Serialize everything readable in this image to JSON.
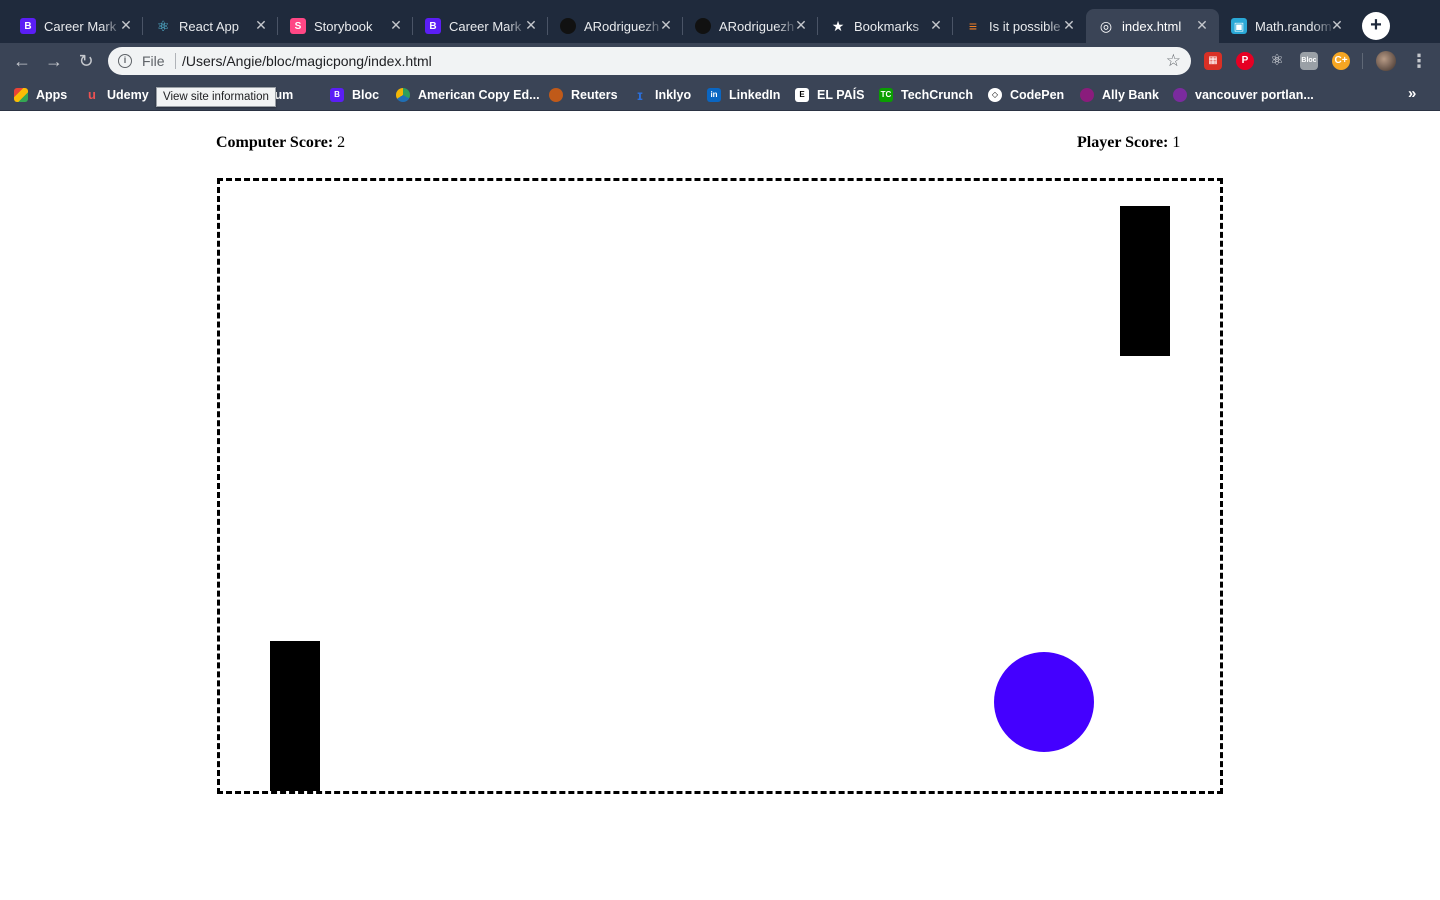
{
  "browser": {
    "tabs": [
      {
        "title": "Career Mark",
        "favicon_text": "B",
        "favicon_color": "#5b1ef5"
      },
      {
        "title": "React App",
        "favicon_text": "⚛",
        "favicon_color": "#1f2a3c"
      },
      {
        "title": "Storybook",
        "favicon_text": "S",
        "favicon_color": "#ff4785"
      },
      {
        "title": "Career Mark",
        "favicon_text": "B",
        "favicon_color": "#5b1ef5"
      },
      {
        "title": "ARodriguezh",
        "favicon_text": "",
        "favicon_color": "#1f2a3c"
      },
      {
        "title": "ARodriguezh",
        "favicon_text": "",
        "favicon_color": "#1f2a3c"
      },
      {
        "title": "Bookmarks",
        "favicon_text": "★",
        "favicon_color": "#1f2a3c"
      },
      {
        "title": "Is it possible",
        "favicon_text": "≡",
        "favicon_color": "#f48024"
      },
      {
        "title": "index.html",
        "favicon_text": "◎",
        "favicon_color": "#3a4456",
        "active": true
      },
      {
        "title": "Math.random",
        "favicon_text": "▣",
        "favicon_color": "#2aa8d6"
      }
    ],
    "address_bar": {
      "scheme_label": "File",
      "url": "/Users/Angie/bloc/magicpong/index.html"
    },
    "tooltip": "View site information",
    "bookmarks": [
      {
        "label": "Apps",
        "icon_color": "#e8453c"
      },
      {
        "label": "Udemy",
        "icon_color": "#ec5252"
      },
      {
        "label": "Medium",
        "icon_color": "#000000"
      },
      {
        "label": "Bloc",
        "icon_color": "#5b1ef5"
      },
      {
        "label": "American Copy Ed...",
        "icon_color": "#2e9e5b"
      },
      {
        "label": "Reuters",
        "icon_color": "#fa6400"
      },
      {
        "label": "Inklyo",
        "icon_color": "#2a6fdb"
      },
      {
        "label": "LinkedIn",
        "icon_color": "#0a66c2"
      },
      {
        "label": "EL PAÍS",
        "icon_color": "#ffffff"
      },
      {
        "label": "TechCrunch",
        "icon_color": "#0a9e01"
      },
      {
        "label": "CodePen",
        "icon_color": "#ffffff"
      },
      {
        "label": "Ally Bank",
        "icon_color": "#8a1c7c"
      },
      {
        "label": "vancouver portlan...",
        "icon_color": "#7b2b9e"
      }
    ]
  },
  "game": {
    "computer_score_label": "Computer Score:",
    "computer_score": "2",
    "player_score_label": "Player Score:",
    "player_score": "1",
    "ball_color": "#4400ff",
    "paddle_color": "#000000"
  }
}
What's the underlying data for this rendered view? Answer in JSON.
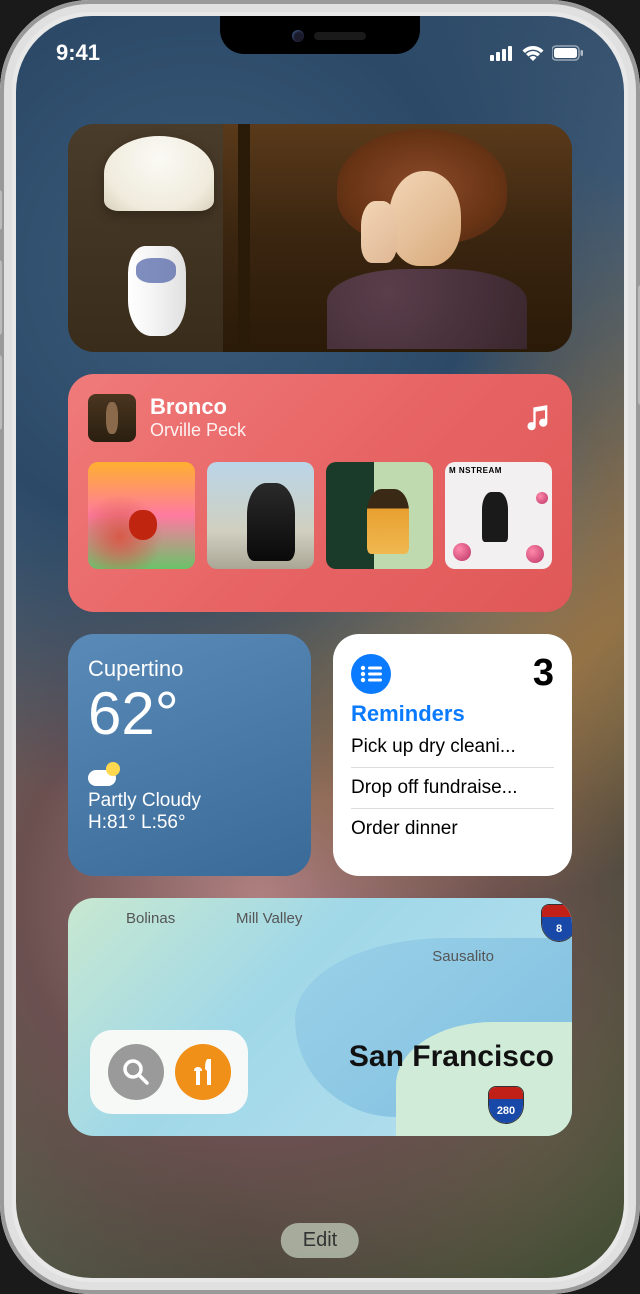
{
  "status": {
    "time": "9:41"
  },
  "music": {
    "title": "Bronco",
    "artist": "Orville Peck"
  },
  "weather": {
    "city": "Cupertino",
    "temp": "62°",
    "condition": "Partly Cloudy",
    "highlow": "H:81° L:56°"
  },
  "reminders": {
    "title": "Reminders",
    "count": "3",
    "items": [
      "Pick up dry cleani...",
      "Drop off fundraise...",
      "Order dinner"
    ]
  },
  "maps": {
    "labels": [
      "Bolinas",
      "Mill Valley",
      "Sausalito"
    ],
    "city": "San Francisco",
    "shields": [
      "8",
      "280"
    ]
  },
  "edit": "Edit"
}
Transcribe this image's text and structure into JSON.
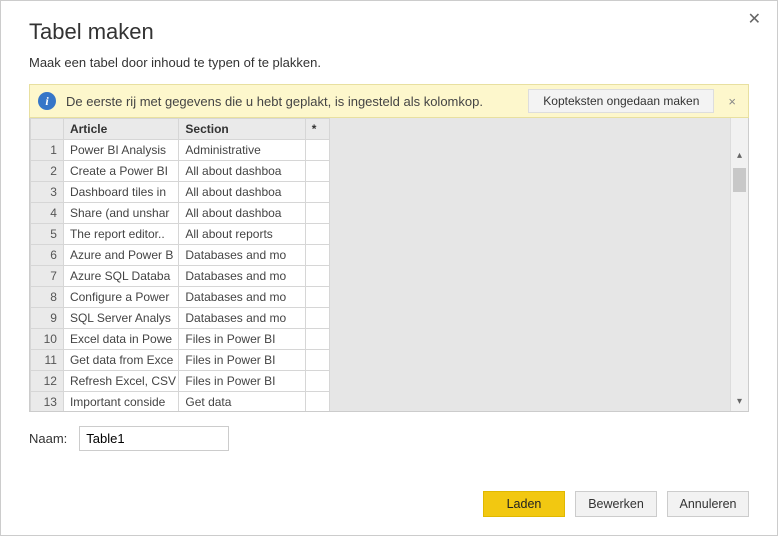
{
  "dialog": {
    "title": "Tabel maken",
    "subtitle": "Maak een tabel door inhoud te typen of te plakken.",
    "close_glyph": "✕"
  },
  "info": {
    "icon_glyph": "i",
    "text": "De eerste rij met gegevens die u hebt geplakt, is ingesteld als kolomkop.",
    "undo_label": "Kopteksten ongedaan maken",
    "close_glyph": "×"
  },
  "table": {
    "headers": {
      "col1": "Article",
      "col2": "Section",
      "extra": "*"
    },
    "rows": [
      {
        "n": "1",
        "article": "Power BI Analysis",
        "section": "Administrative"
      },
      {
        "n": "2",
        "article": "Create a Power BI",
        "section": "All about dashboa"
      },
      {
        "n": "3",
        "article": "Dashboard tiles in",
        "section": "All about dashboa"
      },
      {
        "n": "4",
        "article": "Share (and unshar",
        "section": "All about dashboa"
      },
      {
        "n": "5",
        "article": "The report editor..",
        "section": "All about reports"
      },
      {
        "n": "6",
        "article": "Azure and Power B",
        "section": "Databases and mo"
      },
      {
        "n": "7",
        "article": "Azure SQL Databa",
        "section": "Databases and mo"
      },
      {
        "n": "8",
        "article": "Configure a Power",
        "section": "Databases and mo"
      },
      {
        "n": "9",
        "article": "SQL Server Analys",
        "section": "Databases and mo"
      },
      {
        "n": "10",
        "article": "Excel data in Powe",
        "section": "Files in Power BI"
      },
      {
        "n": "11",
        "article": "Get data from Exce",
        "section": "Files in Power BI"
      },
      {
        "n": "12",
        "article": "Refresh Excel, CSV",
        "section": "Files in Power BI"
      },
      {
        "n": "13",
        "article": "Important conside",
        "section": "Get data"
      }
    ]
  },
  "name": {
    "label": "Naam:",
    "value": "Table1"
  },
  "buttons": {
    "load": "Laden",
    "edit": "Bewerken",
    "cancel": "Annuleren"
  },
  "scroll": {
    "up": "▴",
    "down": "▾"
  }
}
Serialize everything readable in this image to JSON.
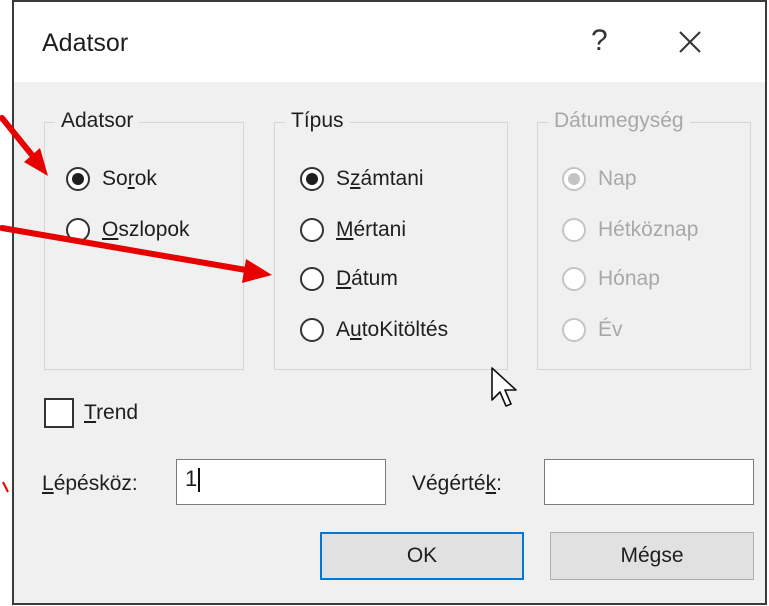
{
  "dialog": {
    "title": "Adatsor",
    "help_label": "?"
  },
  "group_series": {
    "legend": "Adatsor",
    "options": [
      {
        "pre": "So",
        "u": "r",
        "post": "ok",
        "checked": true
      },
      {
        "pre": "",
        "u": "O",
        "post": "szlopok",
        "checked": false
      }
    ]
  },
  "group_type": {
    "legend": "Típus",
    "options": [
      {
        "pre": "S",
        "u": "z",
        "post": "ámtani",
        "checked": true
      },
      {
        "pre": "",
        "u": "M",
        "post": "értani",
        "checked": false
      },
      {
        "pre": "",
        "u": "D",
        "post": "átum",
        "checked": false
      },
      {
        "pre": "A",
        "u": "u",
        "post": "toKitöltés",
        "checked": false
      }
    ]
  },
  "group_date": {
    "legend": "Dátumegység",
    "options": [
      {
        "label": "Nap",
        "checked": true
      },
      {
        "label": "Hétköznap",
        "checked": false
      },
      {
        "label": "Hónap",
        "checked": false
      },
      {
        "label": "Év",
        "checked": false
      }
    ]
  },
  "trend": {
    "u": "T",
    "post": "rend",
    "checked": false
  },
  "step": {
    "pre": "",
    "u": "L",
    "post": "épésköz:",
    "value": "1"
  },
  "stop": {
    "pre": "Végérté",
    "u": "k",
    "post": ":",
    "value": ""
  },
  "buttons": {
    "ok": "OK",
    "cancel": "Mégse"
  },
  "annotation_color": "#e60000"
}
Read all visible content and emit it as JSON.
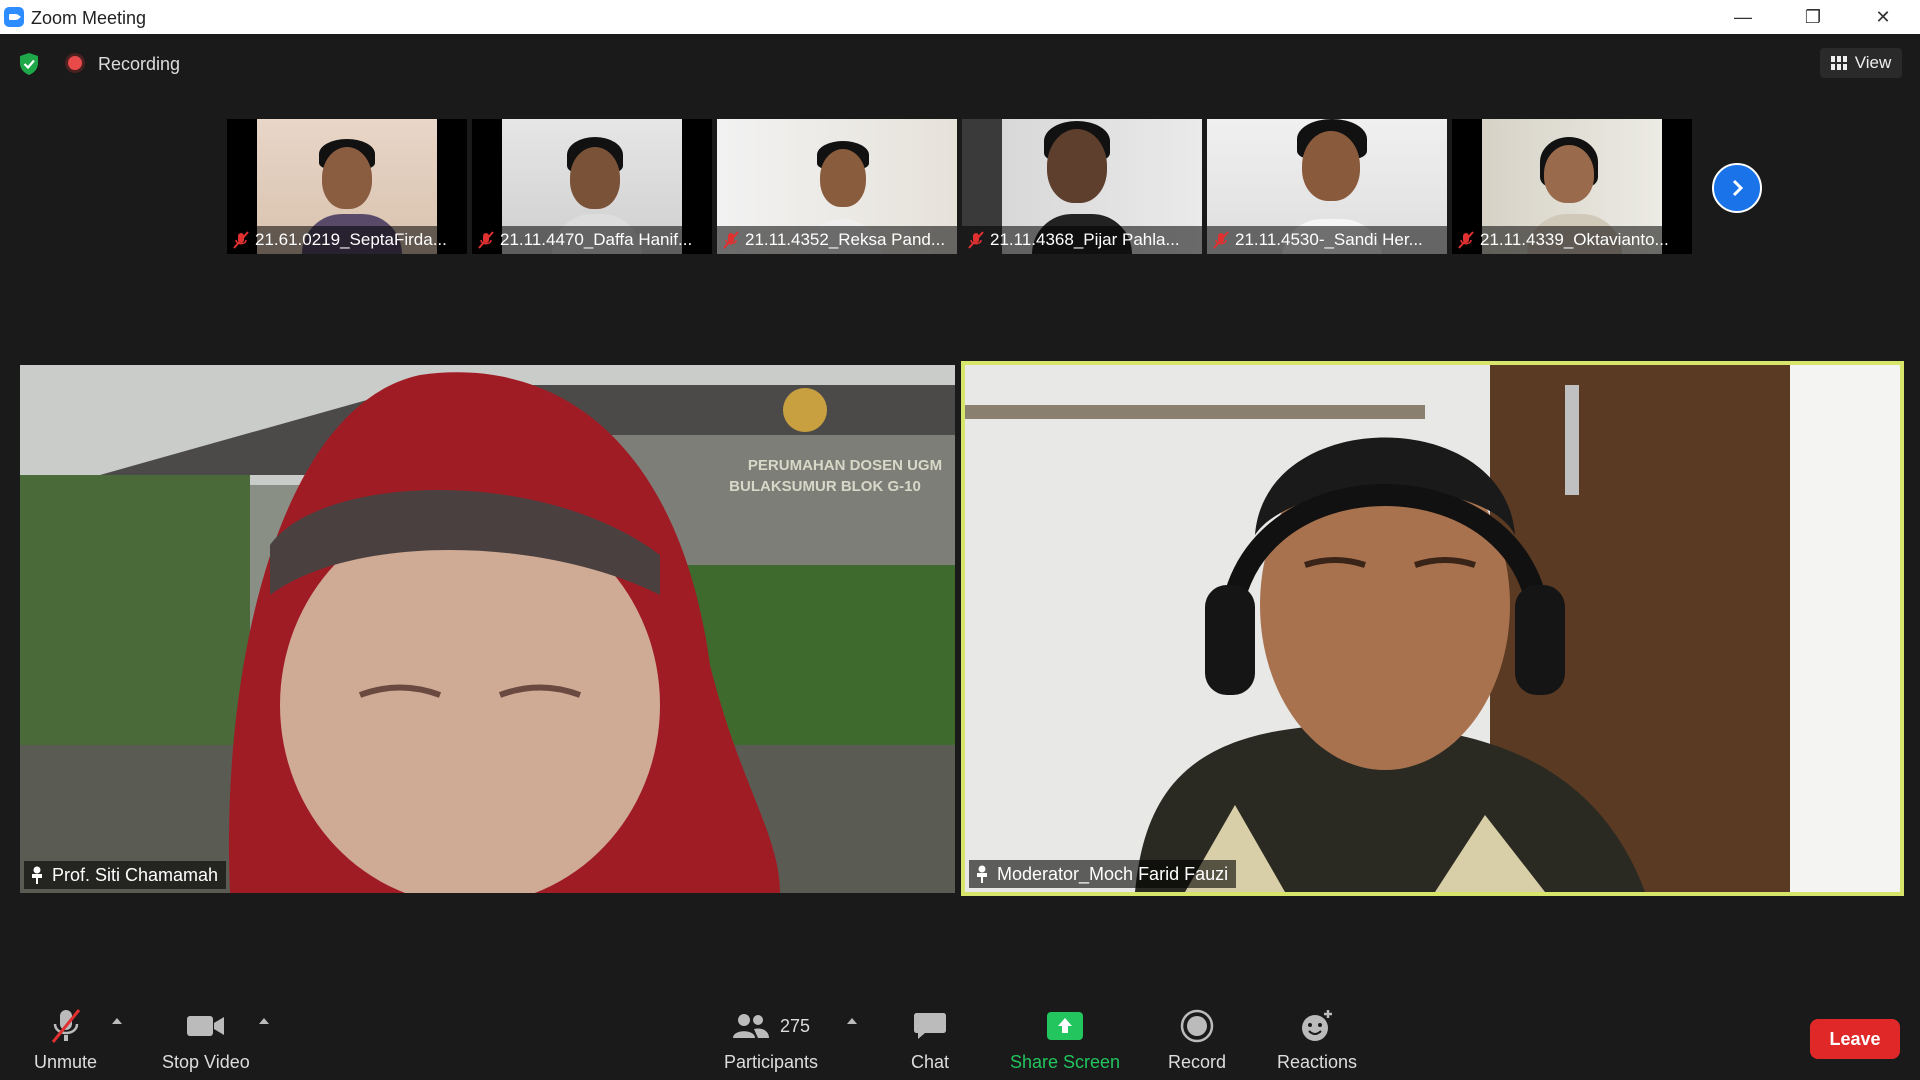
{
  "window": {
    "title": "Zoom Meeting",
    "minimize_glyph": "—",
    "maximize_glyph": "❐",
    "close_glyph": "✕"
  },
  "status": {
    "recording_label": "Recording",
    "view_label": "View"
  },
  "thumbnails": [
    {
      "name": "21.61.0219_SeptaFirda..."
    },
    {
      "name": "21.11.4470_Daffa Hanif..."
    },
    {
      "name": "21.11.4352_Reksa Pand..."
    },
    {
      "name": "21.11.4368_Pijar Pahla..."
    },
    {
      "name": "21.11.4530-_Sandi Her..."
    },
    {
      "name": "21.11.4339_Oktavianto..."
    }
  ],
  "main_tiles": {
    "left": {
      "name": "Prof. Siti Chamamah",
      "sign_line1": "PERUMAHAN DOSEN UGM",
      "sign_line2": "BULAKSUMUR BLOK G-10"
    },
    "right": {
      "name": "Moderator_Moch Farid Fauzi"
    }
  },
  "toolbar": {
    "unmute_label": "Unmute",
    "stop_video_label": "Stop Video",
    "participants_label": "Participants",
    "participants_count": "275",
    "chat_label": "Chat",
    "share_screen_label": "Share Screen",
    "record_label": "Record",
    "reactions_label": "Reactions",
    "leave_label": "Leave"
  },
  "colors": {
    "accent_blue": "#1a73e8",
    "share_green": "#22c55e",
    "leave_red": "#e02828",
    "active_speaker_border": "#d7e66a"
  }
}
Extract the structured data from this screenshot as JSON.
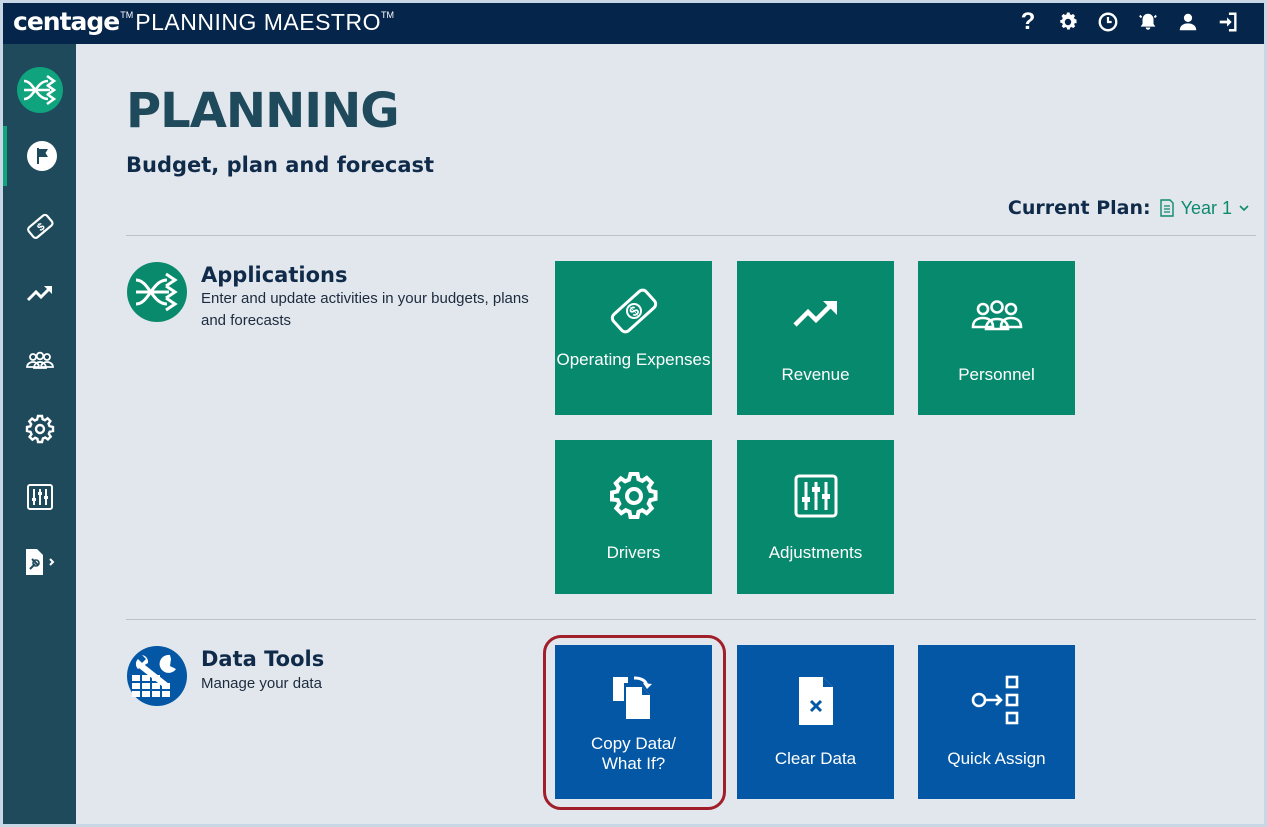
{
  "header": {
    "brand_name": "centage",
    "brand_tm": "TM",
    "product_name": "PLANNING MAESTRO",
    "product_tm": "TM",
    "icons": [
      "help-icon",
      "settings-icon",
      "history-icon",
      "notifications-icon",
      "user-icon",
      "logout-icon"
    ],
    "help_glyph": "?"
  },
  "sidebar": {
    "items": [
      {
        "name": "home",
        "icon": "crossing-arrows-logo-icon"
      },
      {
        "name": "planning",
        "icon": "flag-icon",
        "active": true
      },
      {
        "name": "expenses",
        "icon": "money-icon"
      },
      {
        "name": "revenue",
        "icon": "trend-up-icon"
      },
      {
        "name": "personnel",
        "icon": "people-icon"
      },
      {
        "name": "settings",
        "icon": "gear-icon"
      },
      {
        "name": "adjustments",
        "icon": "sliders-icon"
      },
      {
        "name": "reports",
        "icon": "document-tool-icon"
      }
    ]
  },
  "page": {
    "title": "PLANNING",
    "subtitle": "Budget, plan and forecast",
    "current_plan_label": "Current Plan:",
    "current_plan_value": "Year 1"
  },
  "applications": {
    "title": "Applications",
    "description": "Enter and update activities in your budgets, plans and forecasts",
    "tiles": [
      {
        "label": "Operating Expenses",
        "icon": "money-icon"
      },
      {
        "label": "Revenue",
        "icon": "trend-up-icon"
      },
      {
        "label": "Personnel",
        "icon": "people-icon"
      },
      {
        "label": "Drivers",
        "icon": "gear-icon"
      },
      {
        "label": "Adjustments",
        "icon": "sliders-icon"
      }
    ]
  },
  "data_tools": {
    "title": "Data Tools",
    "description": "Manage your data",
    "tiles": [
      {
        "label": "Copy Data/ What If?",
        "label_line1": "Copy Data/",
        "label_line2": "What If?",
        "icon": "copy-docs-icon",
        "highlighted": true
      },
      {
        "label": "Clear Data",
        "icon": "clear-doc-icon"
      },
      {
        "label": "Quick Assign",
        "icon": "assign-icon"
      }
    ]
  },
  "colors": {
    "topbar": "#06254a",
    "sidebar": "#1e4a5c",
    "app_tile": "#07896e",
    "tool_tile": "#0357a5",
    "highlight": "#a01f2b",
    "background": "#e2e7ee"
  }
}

§

* **Your instructions**: From the records above, pick out and copy each line holding the word "maken".

* **Task result**:
    "title": "Tabel maken",
    "undo_label": "Kopteksten ongedaan maken",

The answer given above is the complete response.